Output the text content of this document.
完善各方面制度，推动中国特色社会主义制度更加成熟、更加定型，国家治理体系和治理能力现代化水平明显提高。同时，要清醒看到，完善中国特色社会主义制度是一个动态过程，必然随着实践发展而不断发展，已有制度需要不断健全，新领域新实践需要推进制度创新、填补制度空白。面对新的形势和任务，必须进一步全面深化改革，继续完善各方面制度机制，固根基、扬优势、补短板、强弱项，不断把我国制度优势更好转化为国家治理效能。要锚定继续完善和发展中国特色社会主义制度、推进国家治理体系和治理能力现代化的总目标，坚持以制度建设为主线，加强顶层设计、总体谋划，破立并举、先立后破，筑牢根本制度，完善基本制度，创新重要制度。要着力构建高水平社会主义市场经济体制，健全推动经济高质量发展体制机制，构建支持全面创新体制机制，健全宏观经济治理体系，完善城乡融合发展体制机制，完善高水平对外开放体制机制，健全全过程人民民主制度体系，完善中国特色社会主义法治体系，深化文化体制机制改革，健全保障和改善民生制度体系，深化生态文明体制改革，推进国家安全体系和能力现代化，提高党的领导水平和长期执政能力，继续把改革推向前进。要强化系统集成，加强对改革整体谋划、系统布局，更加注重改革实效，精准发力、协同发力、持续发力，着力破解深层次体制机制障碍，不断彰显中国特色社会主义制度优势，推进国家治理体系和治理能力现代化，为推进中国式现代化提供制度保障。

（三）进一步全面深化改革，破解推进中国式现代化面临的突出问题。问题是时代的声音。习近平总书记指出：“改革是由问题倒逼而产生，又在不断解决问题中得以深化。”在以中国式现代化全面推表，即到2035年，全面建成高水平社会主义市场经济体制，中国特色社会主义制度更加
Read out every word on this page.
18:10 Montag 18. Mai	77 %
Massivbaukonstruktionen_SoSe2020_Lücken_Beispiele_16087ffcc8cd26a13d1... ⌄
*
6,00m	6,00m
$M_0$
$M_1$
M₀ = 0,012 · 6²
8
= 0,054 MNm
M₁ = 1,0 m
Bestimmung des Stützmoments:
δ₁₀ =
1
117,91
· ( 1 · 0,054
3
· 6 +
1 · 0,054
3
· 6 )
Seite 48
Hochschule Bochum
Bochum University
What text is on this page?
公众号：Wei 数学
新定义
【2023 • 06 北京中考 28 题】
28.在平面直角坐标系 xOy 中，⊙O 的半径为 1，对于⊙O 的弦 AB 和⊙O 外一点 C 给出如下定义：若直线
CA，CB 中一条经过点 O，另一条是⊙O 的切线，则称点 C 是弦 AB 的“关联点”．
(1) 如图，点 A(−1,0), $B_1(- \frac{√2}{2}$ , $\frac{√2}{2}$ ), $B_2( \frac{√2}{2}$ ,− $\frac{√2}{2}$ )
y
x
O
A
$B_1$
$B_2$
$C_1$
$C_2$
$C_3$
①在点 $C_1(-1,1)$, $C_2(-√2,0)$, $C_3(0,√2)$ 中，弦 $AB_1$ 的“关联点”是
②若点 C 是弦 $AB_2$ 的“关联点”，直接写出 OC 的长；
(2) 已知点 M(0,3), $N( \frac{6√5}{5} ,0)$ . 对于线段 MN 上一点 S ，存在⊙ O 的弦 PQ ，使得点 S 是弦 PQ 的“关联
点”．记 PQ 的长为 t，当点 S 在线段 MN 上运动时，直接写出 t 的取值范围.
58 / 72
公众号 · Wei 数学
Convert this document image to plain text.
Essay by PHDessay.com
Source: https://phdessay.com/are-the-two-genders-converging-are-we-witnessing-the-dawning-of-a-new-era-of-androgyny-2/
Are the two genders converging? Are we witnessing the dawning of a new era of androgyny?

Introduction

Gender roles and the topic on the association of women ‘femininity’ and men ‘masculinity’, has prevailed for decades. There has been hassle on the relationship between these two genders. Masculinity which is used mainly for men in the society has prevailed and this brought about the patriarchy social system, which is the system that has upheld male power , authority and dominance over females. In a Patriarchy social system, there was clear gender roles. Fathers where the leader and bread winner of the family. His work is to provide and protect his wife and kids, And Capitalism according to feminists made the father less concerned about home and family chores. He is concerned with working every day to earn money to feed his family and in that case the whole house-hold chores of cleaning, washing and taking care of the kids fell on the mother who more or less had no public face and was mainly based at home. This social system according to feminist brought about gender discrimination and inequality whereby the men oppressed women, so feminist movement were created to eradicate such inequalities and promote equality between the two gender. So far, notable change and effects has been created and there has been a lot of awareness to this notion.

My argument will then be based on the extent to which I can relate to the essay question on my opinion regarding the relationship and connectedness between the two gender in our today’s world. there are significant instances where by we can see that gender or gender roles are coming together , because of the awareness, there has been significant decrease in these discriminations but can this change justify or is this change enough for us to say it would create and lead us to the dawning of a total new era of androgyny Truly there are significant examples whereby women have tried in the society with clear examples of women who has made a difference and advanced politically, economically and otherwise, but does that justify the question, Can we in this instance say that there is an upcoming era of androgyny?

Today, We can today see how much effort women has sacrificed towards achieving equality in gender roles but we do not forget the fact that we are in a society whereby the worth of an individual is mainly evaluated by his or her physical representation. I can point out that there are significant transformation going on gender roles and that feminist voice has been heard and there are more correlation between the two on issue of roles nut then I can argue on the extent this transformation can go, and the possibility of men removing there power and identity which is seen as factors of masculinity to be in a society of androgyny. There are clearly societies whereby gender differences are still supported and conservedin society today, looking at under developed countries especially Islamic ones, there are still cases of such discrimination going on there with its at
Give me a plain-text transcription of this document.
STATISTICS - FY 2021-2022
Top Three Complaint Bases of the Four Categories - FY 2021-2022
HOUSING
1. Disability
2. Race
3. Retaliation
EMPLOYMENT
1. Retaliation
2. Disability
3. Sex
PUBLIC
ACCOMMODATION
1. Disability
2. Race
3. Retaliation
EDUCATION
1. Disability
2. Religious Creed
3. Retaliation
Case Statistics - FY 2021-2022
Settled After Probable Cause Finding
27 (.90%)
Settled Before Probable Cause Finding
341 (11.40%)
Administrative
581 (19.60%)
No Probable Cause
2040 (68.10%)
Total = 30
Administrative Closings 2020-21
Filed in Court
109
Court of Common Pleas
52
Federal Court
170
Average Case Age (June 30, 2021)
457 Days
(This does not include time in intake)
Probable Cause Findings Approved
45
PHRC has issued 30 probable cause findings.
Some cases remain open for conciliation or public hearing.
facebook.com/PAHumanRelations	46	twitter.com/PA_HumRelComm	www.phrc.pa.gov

EXERCISE DETAILS:
Copy each record from above exactly, and include every line.

SOLVED PROBLEM:
Output the text content of this document.
完善各方面制度，推动中国特色社会主义制度更加成熟、更加定型，国家治理体系和治理能力现代化水平明显提高。同时，要清醒看到，完善中国特色社会主义制度是一个动态过程，必然随着实践发展而不断发展，已有制度需要不断健全，新领域新实践需要推进制度创新、填补制度空白。面对新的形势和任务，必须进一步全面深化改革，继续完善各方面制度机制，固根基、扬优势、补短板、强弱项，不断把我国制度优势更好转化为国家治理效能。要锚定继续完善和发展中国特色社会主义制度、推进国家治理体系和治理能力现代化的总目标，坚持以制度建设为主线，加强顶层设计、总体谋划，破立并举、先立后破，筑牢根本制度，完善基本制度，创新重要制度。要着力构建高水平社会主义市场经济体制，健全推动经济高质量发展体制机制，构建支持全面创新体制机制，健全宏观经济治理体系，完善城乡融合发展体制机制，完善高水平对外开放体制机制，健全全过程人民民主制度体系，完善中国特色社会主义法治体系，深化文化体制机制改革，健全保障和改善民生制度体系，深化生态文明体制改革，推进国家安全体系和能力现代化，提高党的领导水平和长期执政能力，继续把改革推向前进。要强化系统集成，加强对改革整体谋划、系统布局，更加注重改革实效，精准发力、协同发力、持续发力，着力破解深层次体制机制障碍，不断彰显中国特色社会主义制度优势，推进国家治理体系和治理能力现代化，为推进中国式现代化提供制度保障。

（三）进一步全面深化改革，破解推进中国式现代化面临的突出问题。问题是时代的声音。习近平总书记指出：“改革是由问题倒逼而产生，又在不断解决问题中得以深化。”在以中国式现代化全面推表，即到2035年，全面建成高水平社会主义市场经济体制，中国特色社会主义制度更加
Read out every word on this page.
18:10 Montag 18. Mai	77 %
Massivbaukonstruktionen_SoSe2020_Lücken_Beispiele_16087ffcc8cd26a13d1... ⌄
*
6,00m	6,00m
$M_0$
$M_1$
M₀ = 0,012 · 6²
8
= 0,054 MNm
M₁ = 1,0 m
Bestimmung des Stützmoments:
δ₁₀ =
1
117,91
· ( 1 · 0,054
3
· 6 +
1 · 0,054
3
· 6 )
Seite 48
Hochschule Bochum
Bochum University
What text is on this page?
公众号：Wei 数学
新定义
【2023 • 06 北京中考 28 题】
28.在平面直角坐标系 xOy 中，⊙O 的半径为 1，对于⊙O 的弦 AB 和⊙O 外一点 C 给出如下定义：若直线
CA，CB 中一条经过点 O，另一条是⊙O 的切线，则称点 C 是弦 AB 的“关联点”．
(1) 如图，点 A(−1,0), $B_1(- \frac{√2}{2}$ , $\frac{√2}{2}$ ), $B_2( \frac{√2}{2}$ ,− $\frac{√2}{2}$ )
y
x
O
A
$B_1$
$B_2$
$C_1$
$C_2$
$C_3$
①在点 $C_1(-1,1)$, $C_2(-√2,0)$, $C_3(0,√2)$ 中，弦 $AB_1$ 的“关联点”是
②若点 C 是弦 $AB_2$ 的“关联点”，直接写出 OC 的长；
(2) 已知点 M(0,3), $N( \frac{6√5}{5} ,0)$ . 对于线段 MN 上一点 S ，存在⊙ O 的弦 PQ ，使得点 S 是弦 PQ 的“关联
点”．记 PQ 的长为 t，当点 S 在线段 MN 上运动时，直接写出 t 的取值范围.
58 / 72
公众号 · Wei 数学
Convert this document image to plain text.
Essay by PHDessay.com
Source: https://phdessay.com/are-the-two-genders-converging-are-we-witnessing-the-dawning-of-a-new-era-of-androgyny-2/
Are the two genders converging? Are we witnessing the dawning of a new era of androgyny?

Introduction

Gender roles and the topic on the association of women ‘femininity’ and men ‘masculinity’, has prevailed for decades. There has been hassle on the relationship between these two genders. Masculinity which is used mainly for men in the society has prevailed and this brought about the patriarchy social system, which is the system that has upheld male power , authority and dominance over females. In a Patriarchy social system, there was clear gender roles. Fathers where the leader and bread winner of the family. His work is to provide and protect his wife and kids, And Capitalism according to feminists made the father less concerned about home and family chores. He is concerned with working every day to earn money to feed his family and in that case the whole house-hold chores of cleaning, washing and taking care of the kids fell on the mother who more or less had no public face and was mainly based at home. This social system according to feminist brought about gender discrimination and inequality whereby the men oppressed women, so feminist movement were created to eradicate such inequalities and promote equality between the two gender. So far, notable change and effects has been created and there has been a lot of awareness to this notion.

My argument will then be based on the extent to which I can relate to the essay question on my opinion regarding the relationship and connectedness between the two gender in our today’s world. there are significant instances where by we can see that gender or gender roles are coming together , because of the awareness, there has been significant decrease in these discriminations but can this change justify or is this change enough for us to say it would create and lead us to the dawning of a total new era of androgyny Truly there are significant examples whereby women have tried in the society with clear examples of women who has made a difference and advanced politically, economically and otherwise, but does that justify the question, Can we in this instance say that there is an upcoming era of androgyny?

Today, We can today see how much effort women has sacrificed towards achieving equality in gender roles but we do not forget the fact that we are in a society whereby the worth of an individual is mainly evaluated by his or her physical representation. I can point out that there are significant transformation going on gender roles and that feminist voice has been heard and there are more correlation between the two on issue of roles nut then I can argue on the extent this transformation can go, and the possibility of men removing there power and identity which is seen as factors of masculinity to be in a society of androgyny. There are clearly societies whereby gender differences are still supported and conservedin society today, looking at under developed countries especially Islamic ones, there are still cases of such discrimination going on there with its at
Give me a plain-text transcription of this document.
STATISTICS - FY 2021-2022
Top Three Complaint Bases of the Four Categories - FY 2021-2022
HOUSING
1. Disability
2. Race
3. Retaliation
EMPLOYMENT
1. Retaliation
2. Disability
3. Sex
PUBLIC
ACCOMMODATION
1. Disability
2. Race
3. Retaliation
EDUCATION
1. Disability
2. Religious Creed
3. Retaliation
Case Statistics - FY 2021-2022
Settled After Probable Cause Finding
27 (.90%)
Settled Before Probable Cause Finding
341 (11.40%)
Administrative
581 (19.60%)
No Probable Cause
2040 (68.10%)
Total = 30
Administrative Closings 2020-21
Filed in Court
109
Court of Common Pleas
52
Federal Court
170
Average Case Age (June 30, 2021)
457 Days
(This does not include time in intake)
Probable Cause Findings Approved
45
PHRC has issued 30 probable cause findings.
Some cases remain open for conciliation or public hearing.
facebook.com/PAHumanRelations	46	twitter.com/PA_HumRelComm	www.phrc.pa.gov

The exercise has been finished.